→ **Task**
Output every record exactly, apart from its images.

Top of Supplied material

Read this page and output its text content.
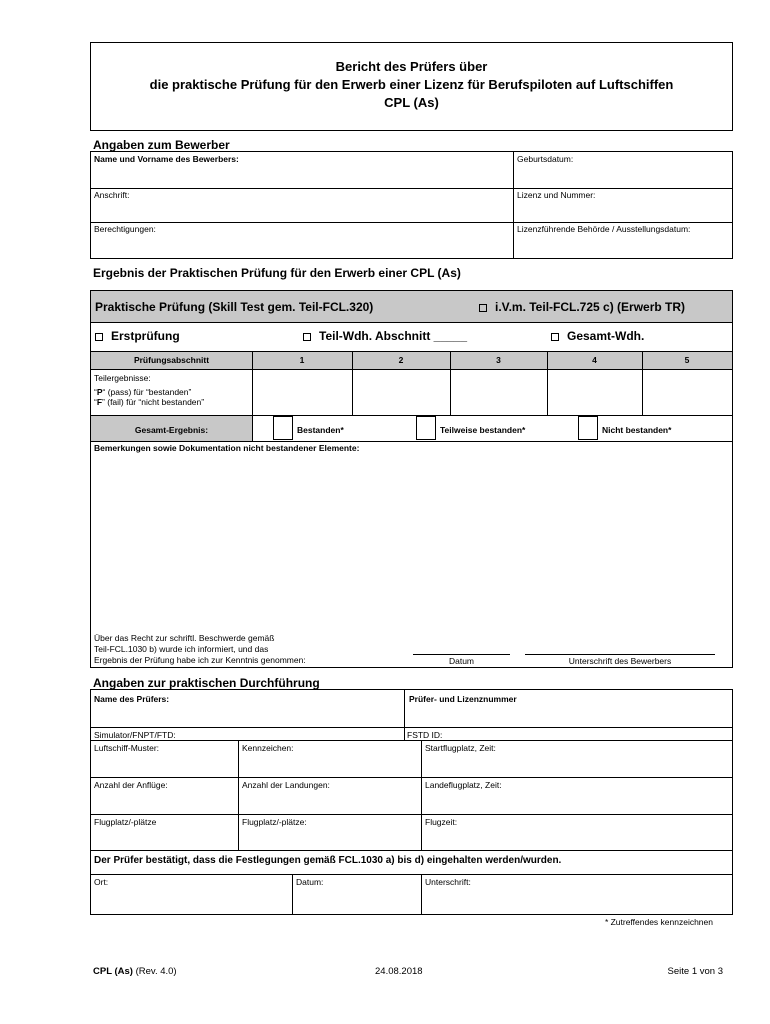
Bericht des Prüfers über
die praktische Prüfung für den Erwerb einer Lizenz für Berufspiloten auf Luftschiffen
CPL (As)
Angaben zum Bewerber
Name und Vorname des Bewerbers:	Geburtsdatum:
Anschrift:	Lizenz und Nummer:
Berechtigungen:	Lizenzführende Behörde / Ausstellungsdatum:
Ergebnis der Praktischen Prüfung für den Erwerb einer CPL (As)
Praktische Prüfung (Skill Test gem. Teil-FCL.320)	i.V.m. Teil-FCL.725 c) (Erwerb TR)
Erstprüfung	Teil-Wdh. Abschnitt _____	Gesamt-Wdh.
Prüfungsabschnitt	1	2	3	4	5
Teilergebnisse:
“P“ (pass) für “bestanden”
“F” (fail) für “nicht bestanden”
Gesamt-Ergebnis:	Bestanden*	Teilweise bestanden*	Nicht bestanden*
Bemerkungen sowie Dokumentation nicht bestandener Elemente:
Über das Recht zur schriftl. Beschwerde gemäß
Teil-FCL.1030 b) wurde ich informiert, und das
Ergebnis der Prüfung habe ich zur Kenntnis genommen:	Datum	Unterschrift des Bewerbers
Angaben zur praktischen Durchführung
Name des Prüfers:	Prüfer- und Lizenznummer
Simulator/FNPT/FTD:	FSTD ID:
Luftschiff-Muster:	Kennzeichen:	Startflugplatz, Zeit:
Anzahl der Anflüge:	Anzahl der Landungen:	Landeflugplatz, Zeit:
Flugplatz/-plätze	Flugplatz/-plätze:	Flugzeit:
Der Prüfer bestätigt, dass die Festlegungen gemäß FCL.1030 a) bis d) eingehalten werden/wurden.
Ort:	Datum:	Unterschrift:
* Zutreffendes kennzeichnen
CPL (As) (Rev. 4.0)	24.08.2018	Seite 1 von 3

Bottom of Supplied material

→ **Answer to this task**
Read this page and output its text content.
Bericht des Prüfers über
die praktische Prüfung für den Erwerb einer Lizenz für Berufspiloten auf Luftschiffen
CPL (As)
Angaben zum Bewerber
Name und Vorname des Bewerbers:	Geburtsdatum:
Anschrift:	Lizenz und Nummer:
Berechtigungen:	Lizenzführende Behörde / Ausstellungsdatum:
Ergebnis der Praktischen Prüfung für den Erwerb einer CPL (As)
Praktische Prüfung (Skill Test gem. Teil-FCL.320)	i.V.m. Teil-FCL.725 c) (Erwerb TR)
Erstprüfung	Teil-Wdh. Abschnitt _____	Gesamt-Wdh.
Prüfungsabschnitt	1	2	3	4	5
Teilergebnisse:
“P“ (pass) für “bestanden”
“F” (fail) für “nicht bestanden”
Gesamt-Ergebnis:	Bestanden*	Teilweise bestanden*	Nicht bestanden*
Bemerkungen sowie Dokumentation nicht bestandener Elemente:
Über das Recht zur schriftl. Beschwerde gemäß
Teil-FCL.1030 b) wurde ich informiert, und das
Ergebnis der Prüfung habe ich zur Kenntnis genommen:	Datum	Unterschrift des Bewerbers
Angaben zur praktischen Durchführung
Name des Prüfers:	Prüfer- und Lizenznummer
Simulator/FNPT/FTD:	FSTD ID:
Luftschiff-Muster:	Kennzeichen:	Startflugplatz, Zeit:
Anzahl der Anflüge:	Anzahl der Landungen:	Landeflugplatz, Zeit:
Flugplatz/-plätze	Flugplatz/-plätze:	Flugzeit:
Der Prüfer bestätigt, dass die Festlegungen gemäß FCL.1030 a) bis d) eingehalten werden/wurden.
Ort:	Datum:	Unterschrift:
* Zutreffendes kennzeichnen
CPL (As) (Rev. 4.0)	24.08.2018	Seite 1 von 3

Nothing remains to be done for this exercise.